### A tarefa
Segundo o texto sobre Adão Negro, desde que década o personagem vem sendo estabelecido por escritores?

### Trecho fornecido
******************************

Ver ou não ver? Filosofia do cinema

11 de novembro de 2022

Adão Negro

Um mito é uma narrativa sem autor. Não há um único indivíduo responsável por criar o labirinto de Dédalo ou Jasão e os Argonautas. Essas histórias são o resultado de um esforço comunitário, uma empreitada social para contar e recontar certas fantasias, aventuras e tragédias. É por isso que temos tantas versões de mitos, cada uma apresentando um aspecto específico do herói ou deusa enfatizada. Assim, a mitologia é sempre o produto de uma tradição oral que, via de regra, não documenta nem registra os nomes das pessoas que acrescentaram, transformaram, ampliaram, subtraíram e acentuaram partes ou mesmo arcos inteiros de contos e lendas. Prometeu ou a caixa de Pandora foram inventados por toda uma cultura ao longo dos séculos: não há um autor; há milhares. Portanto, você poderia dizer que um mito, de certa forma, é o objeto mais concreto que uma imaginação coletiva inconsciente consegue fabricar. É, em suma, um artefato que manifesta o que uma civilização por gerações e gerações sonhou. Um mito nos mostra os valores de uma tribo ou país, revelando que tipo de personagens e problemas eles querem falar sobre, dia após dia.
Agora, o que é “Adão Negro”? Penso que é um mito, mas não no bom sentido. Black Adam é um vilão que virou super-herói (e que talvez se tornou, agora, um anti-herói?). Esse personagem teve tantas histórias de origem, esteve em tantos conjuntos e sagas, lutou contra tantos amigos-tornados-inimigos e vice-versa que ele poderia ser chamado, creio eu, um mito. No entanto, há uma diferença crucial entre o Adão Negro e os mitos tradicionais. Enquanto os mitos antigos são o produto de décadas e décadas de interação e lapidação social, o Adão Negro é o resultado de anos e anos de reconstrução individual e privada. Esse personagem foi estabelecido por uma dúzia de escritores, mais ou menos, desde a década de 1940, que queriam vender quadrinhos. Seu interesse particular ao escrever esse vilão não reflete nosso imaginário coletivo inconsciente: apenas espelha o dos artistas que concebem suas crônicas, seu mundo.

******************************

### Informações exibidas
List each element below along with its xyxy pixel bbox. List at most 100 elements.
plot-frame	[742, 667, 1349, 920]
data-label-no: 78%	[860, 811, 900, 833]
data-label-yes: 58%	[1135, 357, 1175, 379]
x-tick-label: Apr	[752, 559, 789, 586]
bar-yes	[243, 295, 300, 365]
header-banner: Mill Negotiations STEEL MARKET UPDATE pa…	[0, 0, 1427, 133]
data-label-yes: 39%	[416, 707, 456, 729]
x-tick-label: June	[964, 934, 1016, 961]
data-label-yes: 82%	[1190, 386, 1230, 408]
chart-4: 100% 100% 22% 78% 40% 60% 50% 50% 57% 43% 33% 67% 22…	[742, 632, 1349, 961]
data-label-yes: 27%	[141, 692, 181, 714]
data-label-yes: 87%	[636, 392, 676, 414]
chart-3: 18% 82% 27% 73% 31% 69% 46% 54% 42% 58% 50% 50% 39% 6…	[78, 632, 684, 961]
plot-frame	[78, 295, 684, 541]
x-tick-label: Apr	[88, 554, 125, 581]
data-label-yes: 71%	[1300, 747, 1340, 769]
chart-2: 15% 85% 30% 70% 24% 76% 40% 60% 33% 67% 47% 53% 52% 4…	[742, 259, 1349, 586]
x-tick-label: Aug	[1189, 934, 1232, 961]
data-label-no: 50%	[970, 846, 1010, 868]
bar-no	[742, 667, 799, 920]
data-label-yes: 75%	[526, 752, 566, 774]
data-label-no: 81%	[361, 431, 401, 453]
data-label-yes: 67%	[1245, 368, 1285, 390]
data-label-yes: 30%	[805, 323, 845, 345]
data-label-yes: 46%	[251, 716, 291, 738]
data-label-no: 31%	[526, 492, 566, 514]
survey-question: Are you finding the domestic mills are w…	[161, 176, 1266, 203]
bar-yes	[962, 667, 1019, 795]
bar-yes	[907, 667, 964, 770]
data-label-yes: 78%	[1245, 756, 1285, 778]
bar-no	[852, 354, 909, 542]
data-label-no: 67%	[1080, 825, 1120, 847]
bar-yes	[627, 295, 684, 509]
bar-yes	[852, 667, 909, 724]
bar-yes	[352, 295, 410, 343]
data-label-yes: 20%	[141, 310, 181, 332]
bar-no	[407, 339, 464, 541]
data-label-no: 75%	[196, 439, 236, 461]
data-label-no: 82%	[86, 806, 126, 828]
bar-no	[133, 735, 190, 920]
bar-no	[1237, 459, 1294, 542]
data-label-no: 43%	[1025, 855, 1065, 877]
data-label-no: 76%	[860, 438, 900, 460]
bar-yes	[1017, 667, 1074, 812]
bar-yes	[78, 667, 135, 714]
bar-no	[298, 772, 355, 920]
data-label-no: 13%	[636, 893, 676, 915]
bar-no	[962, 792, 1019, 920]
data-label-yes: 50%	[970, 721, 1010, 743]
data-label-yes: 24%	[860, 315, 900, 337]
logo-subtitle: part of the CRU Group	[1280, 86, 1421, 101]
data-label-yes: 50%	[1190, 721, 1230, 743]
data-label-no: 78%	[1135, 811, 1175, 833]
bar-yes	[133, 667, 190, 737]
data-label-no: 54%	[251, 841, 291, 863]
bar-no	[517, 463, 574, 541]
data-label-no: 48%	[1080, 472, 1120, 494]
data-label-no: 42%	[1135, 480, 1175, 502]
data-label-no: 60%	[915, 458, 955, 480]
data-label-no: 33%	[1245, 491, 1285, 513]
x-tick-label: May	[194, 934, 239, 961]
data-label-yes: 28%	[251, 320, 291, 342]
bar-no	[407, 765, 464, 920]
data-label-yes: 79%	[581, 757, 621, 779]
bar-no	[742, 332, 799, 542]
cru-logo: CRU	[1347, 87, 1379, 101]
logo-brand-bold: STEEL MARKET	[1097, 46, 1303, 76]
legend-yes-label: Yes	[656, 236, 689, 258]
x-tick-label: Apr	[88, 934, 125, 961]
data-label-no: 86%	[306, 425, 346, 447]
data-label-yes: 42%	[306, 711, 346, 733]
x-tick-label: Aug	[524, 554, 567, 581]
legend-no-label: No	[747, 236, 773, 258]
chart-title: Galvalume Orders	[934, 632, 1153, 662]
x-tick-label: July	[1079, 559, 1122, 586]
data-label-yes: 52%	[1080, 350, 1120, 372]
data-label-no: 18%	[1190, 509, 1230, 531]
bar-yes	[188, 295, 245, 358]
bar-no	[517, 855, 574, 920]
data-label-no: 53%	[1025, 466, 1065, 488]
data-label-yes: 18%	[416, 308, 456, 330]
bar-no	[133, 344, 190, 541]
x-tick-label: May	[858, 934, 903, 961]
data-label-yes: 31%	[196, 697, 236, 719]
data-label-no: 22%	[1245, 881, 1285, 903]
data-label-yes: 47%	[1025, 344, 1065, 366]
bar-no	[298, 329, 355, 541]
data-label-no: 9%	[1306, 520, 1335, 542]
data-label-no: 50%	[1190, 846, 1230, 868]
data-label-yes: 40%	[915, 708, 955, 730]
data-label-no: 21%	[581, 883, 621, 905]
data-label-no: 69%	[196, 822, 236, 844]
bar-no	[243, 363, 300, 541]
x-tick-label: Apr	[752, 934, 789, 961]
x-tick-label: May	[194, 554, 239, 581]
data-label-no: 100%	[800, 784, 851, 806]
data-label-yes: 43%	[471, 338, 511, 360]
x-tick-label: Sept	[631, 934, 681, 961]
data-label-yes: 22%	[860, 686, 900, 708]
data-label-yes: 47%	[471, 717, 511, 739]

******************************

### Resposta à tarefa
Desde a década de 1940.